> _Text extract_
<<<<

On the facts and in the circumstances of the case and in law of the learned NFAC – Commissioner of Income Tax (Appeals) Delhi, has erred in disallowing and adding back an amount of Rs.87,40,584/- on account of Sale of Bio composite at Concessional rates.
On the facts and in the circumstances of the case and in law of the learned NFAC – Commissioner of Income Tax (Appeals) Delhi, has erred in disallowing and adding back an amount of Rs.1,66,452/- on account of Advertisement Expenses.
On the facts and in the circumstances of the case and in law of the learned NFAC – Commissioner of Income Tax (Appeals) Delhi, has erred in disallowing and adding back an amount of Rs.5,55,442/- on account of Sabha Samarambha Expenses.
On the facts and in the circumstances of the case and in law of the learned NFAC – Commissioner of Income Tax (Appeals) Delhi, has erred in disallowing and adding back an amount of Rs.75,427,28/- on account of Brought forward Business loss / Depreciation.
The appellant craves for the leave, add, alter, amend, modify and delete any or all the above grounds of appeal
s before or at the time of the hearing.” Submission of ld.AR :
2. The ld.Authorised Representative(ld.AR) of the assessee submitted written submissions as under : “1. Sale of Sugar at Concessional Rate - This is the second time, the issue is travelled to Hon. ITAT Bench. - Original assessment order was passed in 2012. After that the matter travelled to CIT(A) and later at Hon. ITAT Bench. - In 2019, Hon ITAT Bench set aside the issue to AO with a direction that AO is required to consider directives given in the Hon SC Judgement in the matter of Krishna SSK Ltd Vs CIT - Later on, in 2021, AO passed order u/s 143(3) rws 254 AO as well as CIT(A), failed to comply the first and foremost - directive as to whether difference between market price (in some cases - Levy Sugar Price) and concessional price of sugar should or should not be added to Total Income of the Assessee society. Therefore, this issue is required to be set aside to AO with specific direction of deciding the taxability in the hands of cooperative society.
Sale of Bio Compost at concessional rate - This is the second time, the issue is travelled to Hon. ITAT Bench. - In 2019, Hon Bench has stated that this issue is akin to one of the core issues i.e. sale of sugar at concession rate to members & hence this issue, too, to be restored to AO for deciding it afresh by applying same principle as that of sale of sugar at concession. Therefore, this issue is required to be set aside to AO with direction.
Disallowance of Advertisement Expenses This is the second time, the issue is travelled to Hon. ITAT Bench. In 2019, Hon Bench given favorable decision to assessee society by stating that it is covered issue in favour of assessee - CIT. Vs Shri Panchganga SSK Ltd - HC But again AO while passing Assessment Order u/s 143 rws 254, again made disallowance added to Total Income. Therefore, the addition is required to be deleted as already decided.

>>>>

> _Input_
<<<<

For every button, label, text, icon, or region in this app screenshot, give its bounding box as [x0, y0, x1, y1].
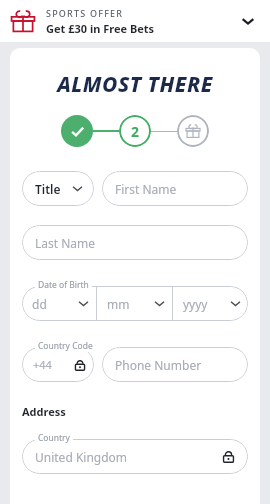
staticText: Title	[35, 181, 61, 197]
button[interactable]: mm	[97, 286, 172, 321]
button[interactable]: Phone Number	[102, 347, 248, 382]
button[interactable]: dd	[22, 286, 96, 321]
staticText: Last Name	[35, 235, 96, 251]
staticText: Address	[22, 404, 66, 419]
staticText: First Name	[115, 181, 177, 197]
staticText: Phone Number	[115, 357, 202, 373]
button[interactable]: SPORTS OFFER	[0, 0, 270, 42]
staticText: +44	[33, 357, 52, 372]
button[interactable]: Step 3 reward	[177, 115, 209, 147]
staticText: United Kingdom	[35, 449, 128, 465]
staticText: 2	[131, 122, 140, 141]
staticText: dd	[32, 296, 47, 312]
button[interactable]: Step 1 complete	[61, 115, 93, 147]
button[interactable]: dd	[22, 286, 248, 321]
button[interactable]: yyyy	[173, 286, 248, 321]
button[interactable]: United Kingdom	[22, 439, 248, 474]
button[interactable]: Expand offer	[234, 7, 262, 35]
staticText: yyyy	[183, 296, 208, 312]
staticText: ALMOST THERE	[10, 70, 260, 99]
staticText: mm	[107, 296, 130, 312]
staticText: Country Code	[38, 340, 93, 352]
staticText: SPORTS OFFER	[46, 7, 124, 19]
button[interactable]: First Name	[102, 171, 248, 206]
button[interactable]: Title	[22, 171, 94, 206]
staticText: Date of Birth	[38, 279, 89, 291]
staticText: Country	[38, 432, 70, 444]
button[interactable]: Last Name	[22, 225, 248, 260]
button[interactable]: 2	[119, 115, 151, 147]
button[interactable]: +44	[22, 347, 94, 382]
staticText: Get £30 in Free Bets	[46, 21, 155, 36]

>>>>
<<<<

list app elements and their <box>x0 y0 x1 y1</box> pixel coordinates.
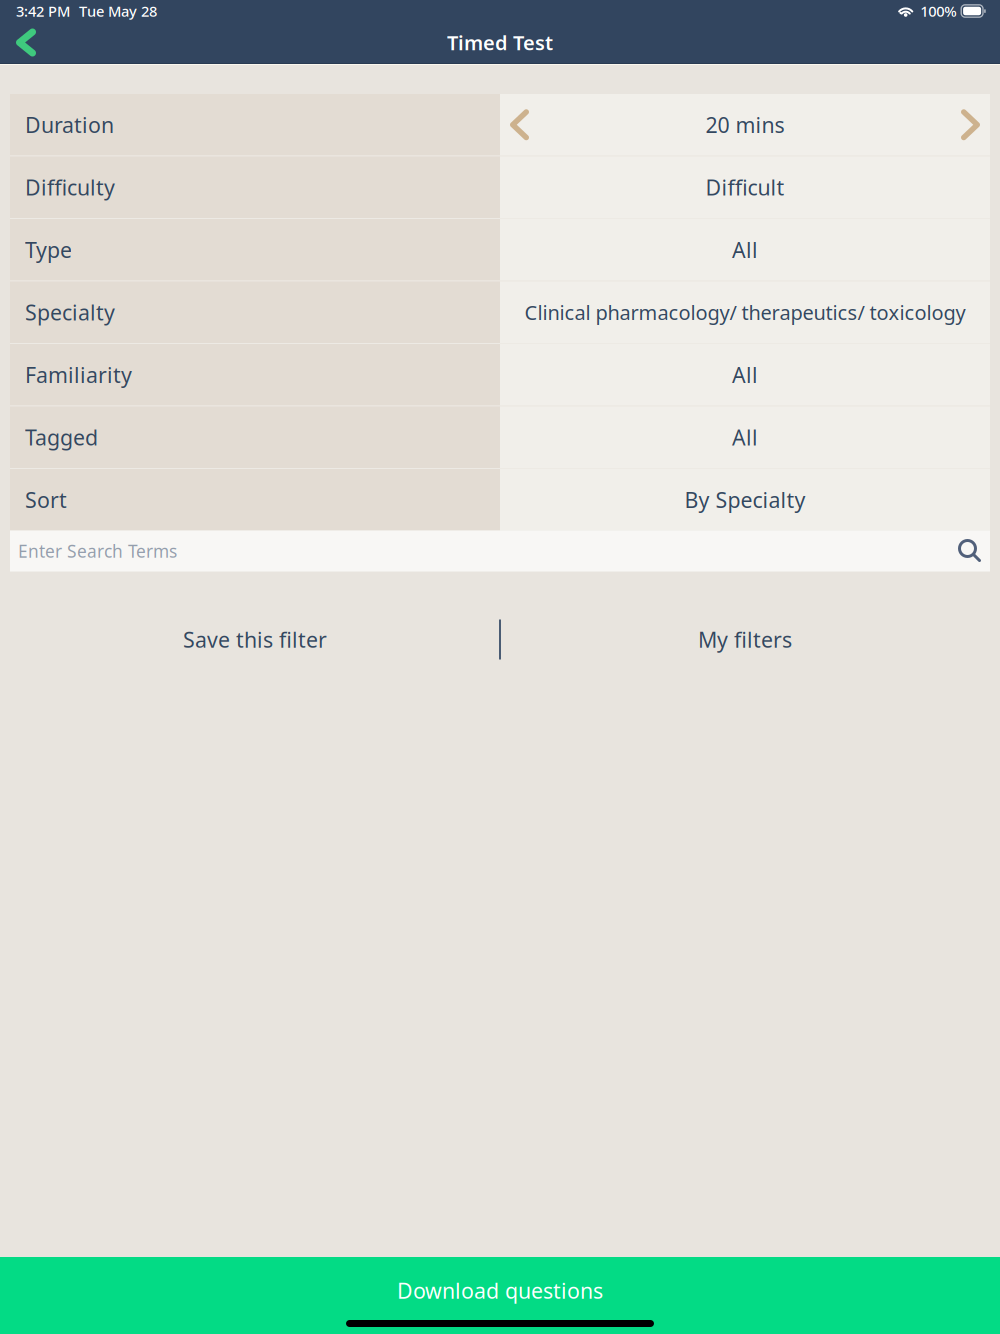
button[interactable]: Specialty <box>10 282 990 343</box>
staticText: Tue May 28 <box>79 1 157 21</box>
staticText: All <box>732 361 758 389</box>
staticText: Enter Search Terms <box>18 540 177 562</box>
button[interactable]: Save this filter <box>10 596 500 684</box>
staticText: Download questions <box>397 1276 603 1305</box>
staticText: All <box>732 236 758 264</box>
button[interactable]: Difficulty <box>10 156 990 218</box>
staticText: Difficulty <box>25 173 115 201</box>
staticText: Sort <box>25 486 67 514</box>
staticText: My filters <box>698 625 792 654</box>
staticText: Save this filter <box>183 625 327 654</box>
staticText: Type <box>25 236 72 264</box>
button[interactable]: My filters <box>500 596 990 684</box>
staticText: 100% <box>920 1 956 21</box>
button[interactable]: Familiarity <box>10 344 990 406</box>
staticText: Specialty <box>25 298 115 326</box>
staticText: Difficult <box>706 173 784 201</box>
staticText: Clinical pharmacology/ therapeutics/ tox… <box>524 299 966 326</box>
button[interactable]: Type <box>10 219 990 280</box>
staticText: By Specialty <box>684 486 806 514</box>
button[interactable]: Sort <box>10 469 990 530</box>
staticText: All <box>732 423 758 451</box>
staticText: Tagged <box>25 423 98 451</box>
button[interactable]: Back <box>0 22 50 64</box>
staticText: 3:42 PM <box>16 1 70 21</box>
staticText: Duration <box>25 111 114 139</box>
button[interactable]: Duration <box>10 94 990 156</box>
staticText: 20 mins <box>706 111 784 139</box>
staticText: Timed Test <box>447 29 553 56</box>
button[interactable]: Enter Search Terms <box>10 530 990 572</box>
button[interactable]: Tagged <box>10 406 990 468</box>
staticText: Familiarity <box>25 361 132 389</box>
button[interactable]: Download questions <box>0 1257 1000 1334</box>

>>>>

> _Problems_
1. In the tax appeal text, rewrite the part that opens with the words containing "Disallowance of Advertisement" and closes with "as already decided.", putting "Publicity Expenses" wherever "Advertisement Expenses" appears.
2. Copy the entries from the line containing "181, 61, 197]" through the line containing "449, 128, 465]", including both of those lines.

> _Expected responses_
1.
Disallowance of Publicity Expenses This is the second time, the issue is travelled to Hon. ITAT Bench. In 2019, Hon Bench given favorable decision to assessee society by stating that it is covered issue in favour of assessee - CIT. Vs Shri Panchganga SSK Ltd - HC But again AO while passing Assessment Order u/s 143 rws 254, again made disallowance added to Total Income. Therefore, the addition is required to be deleted as already decided.

2.
staticText: Title	[35, 181, 61, 197]
button[interactable]: mm	[97, 286, 172, 321]
button[interactable]: Phone Number	[102, 347, 248, 382]
button[interactable]: dd	[22, 286, 96, 321]
staticText: Last Name	[35, 235, 96, 251]
staticText: Address	[22, 404, 66, 419]
staticText: First Name	[115, 181, 177, 197]
staticText: Phone Number	[115, 357, 202, 373]
button[interactable]: SPORTS OFFER	[0, 0, 270, 42]
staticText: +44	[33, 357, 52, 372]
button[interactable]: Step 3 reward	[177, 115, 209, 147]
staticText: United Kingdom	[35, 449, 128, 465]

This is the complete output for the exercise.